Transcribe every line, keeping it exact.

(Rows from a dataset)
------------------------------------------------------------
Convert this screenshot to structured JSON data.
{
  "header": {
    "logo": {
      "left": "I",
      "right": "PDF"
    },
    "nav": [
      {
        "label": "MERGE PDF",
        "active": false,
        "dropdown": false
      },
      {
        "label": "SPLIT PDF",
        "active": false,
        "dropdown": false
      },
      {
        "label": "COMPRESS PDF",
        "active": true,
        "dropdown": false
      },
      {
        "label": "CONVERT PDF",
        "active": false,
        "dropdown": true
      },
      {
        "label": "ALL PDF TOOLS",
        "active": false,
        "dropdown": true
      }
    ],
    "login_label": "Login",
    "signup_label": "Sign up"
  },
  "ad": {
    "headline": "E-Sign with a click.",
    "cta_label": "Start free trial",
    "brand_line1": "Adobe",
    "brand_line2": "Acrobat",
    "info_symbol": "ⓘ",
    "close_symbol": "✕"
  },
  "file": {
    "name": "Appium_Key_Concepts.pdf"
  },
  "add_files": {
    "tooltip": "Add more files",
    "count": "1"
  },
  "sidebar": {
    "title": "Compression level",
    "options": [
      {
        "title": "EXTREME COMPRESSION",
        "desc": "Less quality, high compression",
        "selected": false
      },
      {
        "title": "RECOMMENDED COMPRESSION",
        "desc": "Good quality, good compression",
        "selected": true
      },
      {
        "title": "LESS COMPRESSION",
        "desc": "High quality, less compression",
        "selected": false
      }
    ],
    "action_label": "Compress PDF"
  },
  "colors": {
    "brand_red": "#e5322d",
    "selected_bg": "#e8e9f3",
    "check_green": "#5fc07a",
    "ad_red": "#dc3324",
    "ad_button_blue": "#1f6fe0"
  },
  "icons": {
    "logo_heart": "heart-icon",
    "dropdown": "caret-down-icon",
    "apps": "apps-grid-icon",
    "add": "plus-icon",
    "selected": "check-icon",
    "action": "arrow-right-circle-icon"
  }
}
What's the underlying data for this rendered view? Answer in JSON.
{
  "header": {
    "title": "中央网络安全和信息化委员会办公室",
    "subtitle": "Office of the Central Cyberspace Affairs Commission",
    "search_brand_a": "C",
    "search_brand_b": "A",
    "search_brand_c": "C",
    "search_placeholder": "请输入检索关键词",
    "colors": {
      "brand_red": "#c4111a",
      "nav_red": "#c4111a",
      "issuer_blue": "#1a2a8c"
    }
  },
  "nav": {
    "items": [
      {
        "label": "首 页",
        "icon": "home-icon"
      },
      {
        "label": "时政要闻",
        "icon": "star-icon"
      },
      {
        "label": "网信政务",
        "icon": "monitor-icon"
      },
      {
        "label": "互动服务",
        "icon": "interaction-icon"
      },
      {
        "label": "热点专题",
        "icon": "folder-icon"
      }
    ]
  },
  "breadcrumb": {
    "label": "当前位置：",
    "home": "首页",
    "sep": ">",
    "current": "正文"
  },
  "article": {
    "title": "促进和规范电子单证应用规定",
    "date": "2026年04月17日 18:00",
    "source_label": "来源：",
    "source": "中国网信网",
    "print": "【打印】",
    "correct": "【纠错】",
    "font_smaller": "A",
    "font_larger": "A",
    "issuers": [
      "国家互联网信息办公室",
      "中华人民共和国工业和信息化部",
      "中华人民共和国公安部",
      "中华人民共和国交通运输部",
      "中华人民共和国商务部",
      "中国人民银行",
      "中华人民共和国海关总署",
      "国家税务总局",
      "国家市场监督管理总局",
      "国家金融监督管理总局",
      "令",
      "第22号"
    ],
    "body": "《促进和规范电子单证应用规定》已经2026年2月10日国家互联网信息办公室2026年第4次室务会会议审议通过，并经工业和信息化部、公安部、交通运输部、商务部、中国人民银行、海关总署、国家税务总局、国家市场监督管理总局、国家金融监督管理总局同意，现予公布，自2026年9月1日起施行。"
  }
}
------------------------------------------------------------
Reply –
Convert this screenshot to structured JSON data.
{
  "header": {
    "logo": {
      "left": "I",
      "right": "PDF"
    },
    "nav": [
      {
        "label": "MERGE PDF",
        "active": false,
        "dropdown": false
      },
      {
        "label": "SPLIT PDF",
        "active": false,
        "dropdown": false
      },
      {
        "label": "COMPRESS PDF",
        "active": true,
        "dropdown": false
      },
      {
        "label": "CONVERT PDF",
        "active": false,
        "dropdown": true
      },
      {
        "label": "ALL PDF TOOLS",
        "active": false,
        "dropdown": true
      }
    ],
    "login_label": "Login",
    "signup_label": "Sign up"
  },
  "ad": {
    "headline": "E-Sign with a click.",
    "cta_label": "Start free trial",
    "brand_line1": "Adobe",
    "brand_line2": "Acrobat",
    "info_symbol": "ⓘ",
    "close_symbol": "✕"
  },
  "file": {
    "name": "Appium_Key_Concepts.pdf"
  },
  "add_files": {
    "tooltip": "Add more files",
    "count": "1"
  },
  "sidebar": {
    "title": "Compression level",
    "options": [
      {
        "title": "EXTREME COMPRESSION",
        "desc": "Less quality, high compression",
        "selected": false
      },
      {
        "title": "RECOMMENDED COMPRESSION",
        "desc": "Good quality, good compression",
        "selected": true
      },
      {
        "title": "LESS COMPRESSION",
        "desc": "High quality, less compression",
        "selected": false
      }
    ],
    "action_label": "Compress PDF"
  },
  "colors": {
    "brand_red": "#e5322d",
    "selected_bg": "#e8e9f3",
    "check_green": "#5fc07a",
    "ad_red": "#dc3324",
    "ad_button_blue": "#1f6fe0"
  },
  "icons": {
    "logo_heart": "heart-icon",
    "dropdown": "caret-down-icon",
    "apps": "apps-grid-icon",
    "add": "plus-icon",
    "selected": "check-icon",
    "action": "arrow-right-circle-icon"
  }
}
What's the underlying data for this rendered view? Answer in JSON.
{
  "header": {
    "title": "中央网络安全和信息化委员会办公室",
    "subtitle": "Office of the Central Cyberspace Affairs Commission",
    "search_brand_a": "C",
    "search_brand_b": "A",
    "search_brand_c": "C",
    "search_placeholder": "请输入检索关键词",
    "colors": {
      "brand_red": "#c4111a",
      "nav_red": "#c4111a",
      "issuer_blue": "#1a2a8c"
    }
  },
  "nav": {
    "items": [
      {
        "label": "首 页",
        "icon": "home-icon"
      },
      {
        "label": "时政要闻",
        "icon": "star-icon"
      },
      {
        "label": "网信政务",
        "icon": "monitor-icon"
      },
      {
        "label": "互动服务",
        "icon": "interaction-icon"
      },
      {
        "label": "热点专题",
        "icon": "folder-icon"
      }
    ]
  },
  "breadcrumb": {
    "label": "当前位置：",
    "home": "首页",
    "sep": ">",
    "current": "正文"
  },
  "article": {
    "title": "促进和规范电子单证应用规定",
    "date": "2026年04月17日 18:00",
    "source_label": "来源：",
    "source": "中国网信网",
    "print": "【打印】",
    "correct": "【纠错】",
    "font_smaller": "A",
    "font_larger": "A",
    "issuers": [
      "国家互联网信息办公室",
      "中华人民共和国工业和信息化部",
      "中华人民共和国公安部",
      "中华人民共和国交通运输部",
      "中华人民共和国商务部",
      "中国人民银行",
      "中华人民共和国海关总署",
      "国家税务总局",
      "国家市场监督管理总局",
      "国家金融监督管理总局",
      "令",
      "第22号"
    ],
    "body": "《促进和规范电子单证应用规定》已经2026年2月10日国家互联网信息办公室2026年第4次室务会会议审议通过，并经工业和信息化部、公安部、交通运输部、商务部、中国人民银行、海关总署、国家税务总局、国家市场监督管理总局、国家金融监督管理总局同意，现予公布，自2026年9月1日起施行。"
  }
}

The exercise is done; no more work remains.